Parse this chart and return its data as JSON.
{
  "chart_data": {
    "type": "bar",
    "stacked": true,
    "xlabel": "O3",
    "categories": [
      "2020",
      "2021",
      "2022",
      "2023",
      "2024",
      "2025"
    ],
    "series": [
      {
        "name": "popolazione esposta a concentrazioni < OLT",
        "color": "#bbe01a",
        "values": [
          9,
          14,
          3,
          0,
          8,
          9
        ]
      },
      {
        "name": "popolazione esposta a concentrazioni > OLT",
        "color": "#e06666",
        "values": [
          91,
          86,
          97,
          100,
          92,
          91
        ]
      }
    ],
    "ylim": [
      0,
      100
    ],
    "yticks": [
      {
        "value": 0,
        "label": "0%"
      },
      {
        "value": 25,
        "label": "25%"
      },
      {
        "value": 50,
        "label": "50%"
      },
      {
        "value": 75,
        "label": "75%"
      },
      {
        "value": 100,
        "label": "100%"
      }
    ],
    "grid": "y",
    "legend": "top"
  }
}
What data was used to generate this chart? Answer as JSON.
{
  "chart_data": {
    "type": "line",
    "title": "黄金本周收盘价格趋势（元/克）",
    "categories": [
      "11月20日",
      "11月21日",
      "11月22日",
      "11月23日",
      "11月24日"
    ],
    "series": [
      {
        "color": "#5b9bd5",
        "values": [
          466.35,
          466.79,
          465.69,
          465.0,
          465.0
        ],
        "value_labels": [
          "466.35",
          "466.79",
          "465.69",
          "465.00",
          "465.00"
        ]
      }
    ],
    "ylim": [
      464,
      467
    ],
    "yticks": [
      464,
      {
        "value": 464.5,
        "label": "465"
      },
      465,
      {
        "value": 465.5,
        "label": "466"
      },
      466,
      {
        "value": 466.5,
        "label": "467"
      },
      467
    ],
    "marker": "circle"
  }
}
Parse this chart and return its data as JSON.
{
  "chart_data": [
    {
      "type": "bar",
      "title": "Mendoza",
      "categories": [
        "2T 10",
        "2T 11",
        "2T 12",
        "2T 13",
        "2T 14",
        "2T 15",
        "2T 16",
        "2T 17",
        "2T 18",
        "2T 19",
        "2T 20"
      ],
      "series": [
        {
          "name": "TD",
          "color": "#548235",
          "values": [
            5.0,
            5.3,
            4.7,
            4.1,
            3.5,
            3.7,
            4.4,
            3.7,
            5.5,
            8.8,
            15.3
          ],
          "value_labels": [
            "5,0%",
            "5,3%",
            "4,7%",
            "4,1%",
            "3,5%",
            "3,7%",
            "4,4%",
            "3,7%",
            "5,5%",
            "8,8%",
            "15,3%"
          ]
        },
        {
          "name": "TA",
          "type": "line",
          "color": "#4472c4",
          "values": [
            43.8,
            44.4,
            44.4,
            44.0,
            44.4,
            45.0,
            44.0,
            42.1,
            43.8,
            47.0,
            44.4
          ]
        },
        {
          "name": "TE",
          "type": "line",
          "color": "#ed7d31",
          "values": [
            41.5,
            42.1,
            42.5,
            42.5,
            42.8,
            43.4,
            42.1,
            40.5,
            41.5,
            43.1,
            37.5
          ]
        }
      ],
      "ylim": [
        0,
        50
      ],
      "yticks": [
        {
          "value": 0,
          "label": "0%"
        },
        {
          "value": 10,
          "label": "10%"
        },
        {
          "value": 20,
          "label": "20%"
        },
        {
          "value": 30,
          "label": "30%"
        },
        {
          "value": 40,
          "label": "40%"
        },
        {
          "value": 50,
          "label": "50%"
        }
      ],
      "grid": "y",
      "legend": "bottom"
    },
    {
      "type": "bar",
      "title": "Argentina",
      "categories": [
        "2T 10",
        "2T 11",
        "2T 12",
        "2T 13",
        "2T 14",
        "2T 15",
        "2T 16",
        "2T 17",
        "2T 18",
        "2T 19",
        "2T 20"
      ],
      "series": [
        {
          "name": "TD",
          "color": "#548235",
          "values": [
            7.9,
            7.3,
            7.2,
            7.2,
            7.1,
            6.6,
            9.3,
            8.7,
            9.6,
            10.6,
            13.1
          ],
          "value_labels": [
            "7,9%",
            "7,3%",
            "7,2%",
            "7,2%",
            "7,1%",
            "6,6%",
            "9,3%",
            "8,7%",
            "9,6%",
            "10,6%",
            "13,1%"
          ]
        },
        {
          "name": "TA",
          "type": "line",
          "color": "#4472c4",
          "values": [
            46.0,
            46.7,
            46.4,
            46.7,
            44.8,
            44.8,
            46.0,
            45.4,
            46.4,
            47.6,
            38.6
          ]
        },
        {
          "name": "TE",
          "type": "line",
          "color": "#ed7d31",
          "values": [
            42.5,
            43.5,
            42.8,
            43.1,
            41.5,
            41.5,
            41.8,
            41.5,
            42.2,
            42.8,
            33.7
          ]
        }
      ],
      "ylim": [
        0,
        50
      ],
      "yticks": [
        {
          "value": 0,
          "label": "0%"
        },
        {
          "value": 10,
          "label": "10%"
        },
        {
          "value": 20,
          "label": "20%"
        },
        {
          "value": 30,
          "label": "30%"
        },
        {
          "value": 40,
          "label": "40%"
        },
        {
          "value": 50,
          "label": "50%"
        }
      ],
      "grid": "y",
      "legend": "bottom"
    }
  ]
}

......

### Task objective
Transcribe every entry exactly, omitting nothing.

### Finished task
Parse this chart and return its data as JSON.
{
  "chart_data": {
    "type": "bar",
    "stacked": true,
    "xlabel": "O3",
    "categories": [
      "2020",
      "2021",
      "2022",
      "2023",
      "2024",
      "2025"
    ],
    "series": [
      {
        "name": "popolazione esposta a concentrazioni < OLT",
        "color": "#bbe01a",
        "values": [
          9,
          14,
          3,
          0,
          8,
          9
        ]
      },
      {
        "name": "popolazione esposta a concentrazioni > OLT",
        "color": "#e06666",
        "values": [
          91,
          86,
          97,
          100,
          92,
          91
        ]
      }
    ],
    "ylim": [
      0,
      100
    ],
    "yticks": [
      {
        "value": 0,
        "label": "0%"
      },
      {
        "value": 25,
        "label": "25%"
      },
      {
        "value": 50,
        "label": "50%"
      },
      {
        "value": 75,
        "label": "75%"
      },
      {
        "value": 100,
        "label": "100%"
      }
    ],
    "grid": "y",
    "legend": "top"
  }
}
What data was used to generate this chart? Answer as JSON.
{
  "chart_data": {
    "type": "line",
    "title": "黄金本周收盘价格趋势（元/克）",
    "categories": [
      "11月20日",
      "11月21日",
      "11月22日",
      "11月23日",
      "11月24日"
    ],
    "series": [
      {
        "color": "#5b9bd5",
        "values": [
          466.35,
          466.79,
          465.69,
          465.0,
          465.0
        ],
        "value_labels": [
          "466.35",
          "466.79",
          "465.69",
          "465.00",
          "465.00"
        ]
      }
    ],
    "ylim": [
      464,
      467
    ],
    "yticks": [
      464,
      {
        "value": 464.5,
        "label": "465"
      },
      465,
      {
        "value": 465.5,
        "label": "466"
      },
      466,
      {
        "value": 466.5,
        "label": "467"
      },
      467
    ],
    "marker": "circle"
  }
}
Parse this chart and return its data as JSON.
{
  "chart_data": [
    {
      "type": "bar",
      "title": "Mendoza",
      "categories": [
        "2T 10",
        "2T 11",
        "2T 12",
        "2T 13",
        "2T 14",
        "2T 15",
        "2T 16",
        "2T 17",
        "2T 18",
        "2T 19",
        "2T 20"
      ],
      "series": [
        {
          "name": "TD",
          "color": "#548235",
          "values": [
            5.0,
            5.3,
            4.7,
            4.1,
            3.5,
            3.7,
            4.4,
            3.7,
            5.5,
            8.8,
            15.3
          ],
          "value_labels": [
            "5,0%",
            "5,3%",
            "4,7%",
            "4,1%",
            "3,5%",
            "3,7%",
            "4,4%",
            "3,7%",
            "5,5%",
            "8,8%",
            "15,3%"
          ]
        },
        {
          "name": "TA",
          "type": "line",
          "color": "#4472c4",
          "values": [
            43.8,
            44.4,
            44.4,
            44.0,
            44.4,
            45.0,
            44.0,
            42.1,
            43.8,
            47.0,
            44.4
          ]
        },
        {
          "name": "TE",
          "type": "line",
          "color": "#ed7d31",
          "values": [
            41.5,
            42.1,
            42.5,
            42.5,
            42.8,
            43.4,
            42.1,
            40.5,
            41.5,
            43.1,
            37.5
          ]
        }
      ],
      "ylim": [
        0,
        50
      ],
      "yticks": [
        {
          "value": 0,
          "label": "0%"
        },
        {
          "value": 10,
          "label": "10%"
        },
        {
          "value": 20,
          "label": "20%"
        },
        {
          "value": 30,
          "label": "30%"
        },
        {
          "value": 40,
          "label": "40%"
        },
        {
          "value": 50,
          "label": "50%"
        }
      ],
      "grid": "y",
      "legend": "bottom"
    },
    {
      "type": "bar",
      "title": "Argentina",
      "categories": [
        "2T 10",
        "2T 11",
        "2T 12",
        "2T 13",
        "2T 14",
        "2T 15",
        "2T 16",
        "2T 17",
        "2T 18",
        "2T 19",
        "2T 20"
      ],
      "series": [
        {
          "name": "TD",
          "color": "#548235",
          "values": [
            7.9,
            7.3,
            7.2,
            7.2,
            7.1,
            6.6,
            9.3,
            8.7,
            9.6,
            10.6,
            13.1
          ],
          "value_labels": [
            "7,9%",
            "7,3%",
            "7,2%",
            "7,2%",
            "7,1%",
            "6,6%",
            "9,3%",
            "8,7%",
            "9,6%",
            "10,6%",
            "13,1%"
          ]
        },
        {
          "name": "TA",
          "type": "line",
          "color": "#4472c4",
          "values": [
            46.0,
            46.7,
            46.4,
            46.7,
            44.8,
            44.8,
            46.0,
            45.4,
            46.4,
            47.6,
            38.6
          ]
        },
        {
          "name": "TE",
          "type": "line",
          "color": "#ed7d31",
          "values": [
            42.5,
            43.5,
            42.8,
            43.1,
            41.5,
            41.5,
            41.8,
            41.5,
            42.2,
            42.8,
            33.7
          ]
        }
      ],
      "ylim": [
        0,
        50
      ],
      "yticks": [
        {
          "value": 0,
          "label": "0%"
        },
        {
          "value": 10,
          "label": "10%"
        },
        {
          "value": 20,
          "label": "20%"
        },
        {
          "value": 30,
          "label": "30%"
        },
        {
          "value": 40,
          "label": "40%"
        },
        {
          "value": 50,
          "label": "50%"
        }
      ],
      "grid": "y",
      "legend": "bottom"
    }
  ]
}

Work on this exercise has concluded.